● Prompt
Write out every line below that includes the word "triangle".

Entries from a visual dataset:
____
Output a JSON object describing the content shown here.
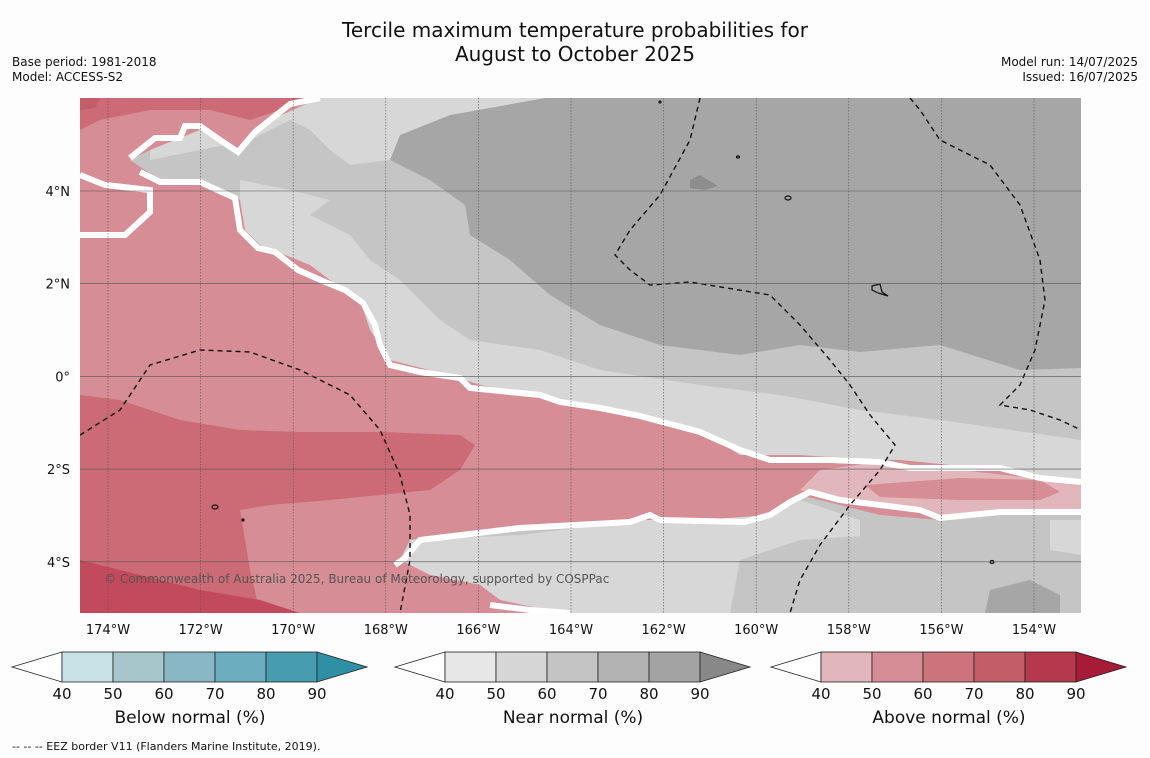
{
  "title_line1": "Tercile maximum temperature probabilities for",
  "title_line2": "August to October 2025",
  "base_period": "Base period: 1981-2018",
  "model": "Model: ACCESS-S2",
  "model_run": "Model run: 14/07/2025",
  "issued": "Issued: 16/07/2025",
  "copyright": "© Commonwealth of Australia 2025, Bureau of Meteorology, supported by COSPPac",
  "lon_labels": [
    "174°W",
    "172°W",
    "170°W",
    "168°W",
    "166°W",
    "164°W",
    "162°W",
    "160°W",
    "158°W",
    "156°W",
    "154°W"
  ],
  "lat_labels": [
    "4°N",
    "2°N",
    "0°",
    "2°S",
    "4°S"
  ],
  "colorbars": [
    {
      "name": "Below normal (%)",
      "ticks": [
        "40",
        "50",
        "60",
        "70",
        "80",
        "90"
      ],
      "colors": [
        "#c9e2e8",
        "#a7c6cc",
        "#8ab7c5",
        "#6caebf",
        "#479caf",
        "#2e8fa5"
      ]
    },
    {
      "name": "Near normal (%)",
      "ticks": [
        "40",
        "50",
        "60",
        "70",
        "80",
        "90"
      ],
      "colors": [
        "#e7e7e7",
        "#d6d6d6",
        "#c4c4c4",
        "#b3b3b3",
        "#a3a3a3",
        "#888888"
      ]
    },
    {
      "name": "Above normal (%)",
      "ticks": [
        "40",
        "50",
        "60",
        "70",
        "80",
        "90"
      ],
      "colors": [
        "#e2b7bc",
        "#d68d95",
        "#cc737c",
        "#c35d67",
        "#b6384d",
        "#a81b38"
      ]
    }
  ],
  "footnote": "--  --  -- EEZ border V11 (Flanders Marine Institute, 2019)."
}
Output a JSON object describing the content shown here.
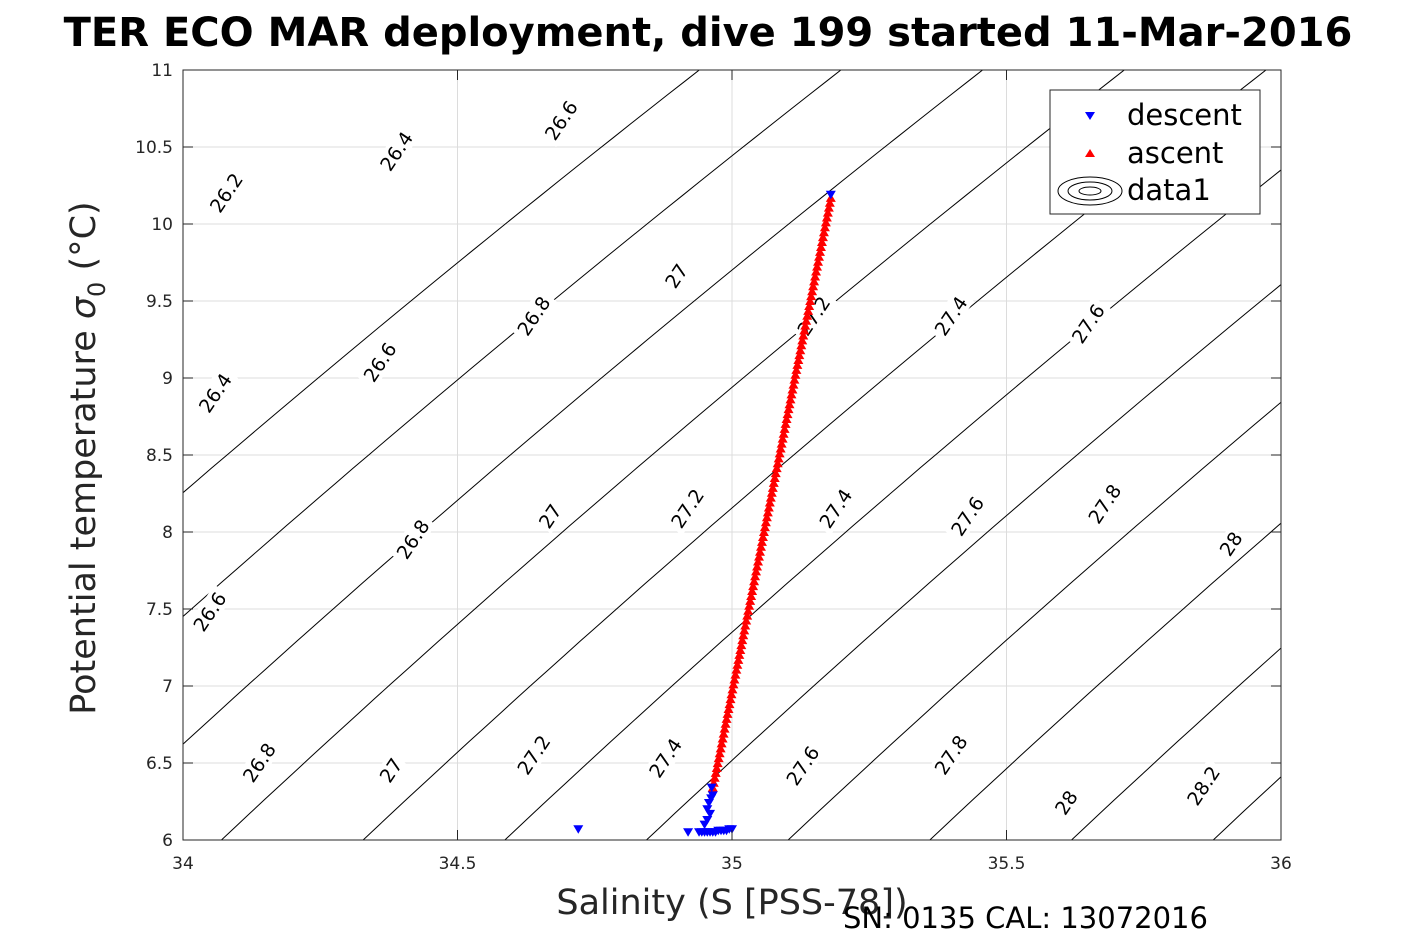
{
  "chart_data": {
    "type": "scatter",
    "title": "TER ECO MAR deployment, dive 199 started 11-Mar-2016",
    "xlabel": "Salinity (S [PSS-78])",
    "ylabel_main": "Potential temperature ",
    "ylabel_symbol": "σ",
    "ylabel_subscript": "0",
    "ylabel_unit": " (°C)",
    "xlim": [
      34,
      36
    ],
    "ylim": [
      6,
      11
    ],
    "xticks": [
      34,
      34.5,
      35,
      35.5,
      36
    ],
    "xtick_labels": [
      "34",
      "34.5",
      "35",
      "35.5",
      "36"
    ],
    "yticks": [
      6,
      6.5,
      7,
      7.5,
      8,
      8.5,
      9,
      9.5,
      10,
      10.5,
      11
    ],
    "ytick_labels": [
      "6",
      "6.5",
      "7",
      "7.5",
      "8",
      "8.5",
      "9",
      "9.5",
      "10",
      "10.5",
      "11"
    ],
    "grid": true,
    "legend_position": "top-right",
    "legend": [
      "descent",
      "ascent",
      "data1"
    ],
    "footnote": "SN: 0135  CAL: 13072016",
    "contour_levels": [
      26.2,
      26.4,
      26.6,
      26.8,
      27.0,
      27.2,
      27.4,
      27.6,
      27.8,
      28.0,
      28.2
    ],
    "contour_labels": [
      {
        "text": "26.2",
        "s": 34.08,
        "t": 10.2
      },
      {
        "text": "26.4",
        "s": 34.39,
        "t": 10.47
      },
      {
        "text": "26.6",
        "s": 34.69,
        "t": 10.67
      },
      {
        "text": "26.4",
        "s": 34.06,
        "t": 8.9
      },
      {
        "text": "26.6",
        "s": 34.36,
        "t": 9.1
      },
      {
        "text": "26.8",
        "s": 34.64,
        "t": 9.4
      },
      {
        "text": "27",
        "s": 34.9,
        "t": 9.66
      },
      {
        "text": "27.2",
        "s": 35.15,
        "t": 9.4
      },
      {
        "text": "27.4",
        "s": 35.4,
        "t": 9.4
      },
      {
        "text": "27.6",
        "s": 35.65,
        "t": 9.35
      },
      {
        "text": "26.6",
        "s": 34.05,
        "t": 7.48
      },
      {
        "text": "26.8",
        "s": 34.42,
        "t": 7.95
      },
      {
        "text": "27",
        "s": 34.67,
        "t": 8.1
      },
      {
        "text": "27.2",
        "s": 34.92,
        "t": 8.15
      },
      {
        "text": "27.4",
        "s": 35.19,
        "t": 8.15
      },
      {
        "text": "27.6",
        "s": 35.43,
        "t": 8.1
      },
      {
        "text": "27.8",
        "s": 35.68,
        "t": 8.18
      },
      {
        "text": "28",
        "s": 35.91,
        "t": 7.92
      },
      {
        "text": "26.8",
        "s": 34.14,
        "t": 6.5
      },
      {
        "text": "27",
        "s": 34.38,
        "t": 6.45
      },
      {
        "text": "27.2",
        "s": 34.64,
        "t": 6.55
      },
      {
        "text": "27.4",
        "s": 34.88,
        "t": 6.53
      },
      {
        "text": "27.6",
        "s": 35.13,
        "t": 6.48
      },
      {
        "text": "27.8",
        "s": 35.4,
        "t": 6.55
      },
      {
        "text": "28",
        "s": 35.61,
        "t": 6.24
      },
      {
        "text": "28.2",
        "s": 35.86,
        "t": 6.35
      }
    ],
    "series": [
      {
        "name": "descent",
        "color": "#0000ff",
        "marker": "triangle-down",
        "x": [
          35.18,
          34.72,
          34.92,
          34.94,
          34.945,
          34.95,
          34.955,
          34.96,
          34.965,
          34.97,
          34.975,
          34.98,
          34.985,
          34.99,
          34.995,
          35.0,
          34.95,
          34.955,
          34.96,
          34.955,
          34.958,
          34.962,
          34.965,
          34.963
        ],
        "y": [
          10.19,
          6.07,
          6.05,
          6.05,
          6.05,
          6.05,
          6.05,
          6.05,
          6.05,
          6.05,
          6.06,
          6.06,
          6.06,
          6.06,
          6.07,
          6.07,
          6.1,
          6.13,
          6.17,
          6.2,
          6.24,
          6.27,
          6.29,
          6.34
        ]
      },
      {
        "name": "ascent",
        "color": "#ff0000",
        "marker": "triangle-up",
        "x": [
          35.18,
          34.965
        ],
        "y": [
          10.17,
          6.34
        ]
      }
    ]
  }
}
____
● Solved problem
        "marker": "triangle-down",
        "marker": "triangle-up",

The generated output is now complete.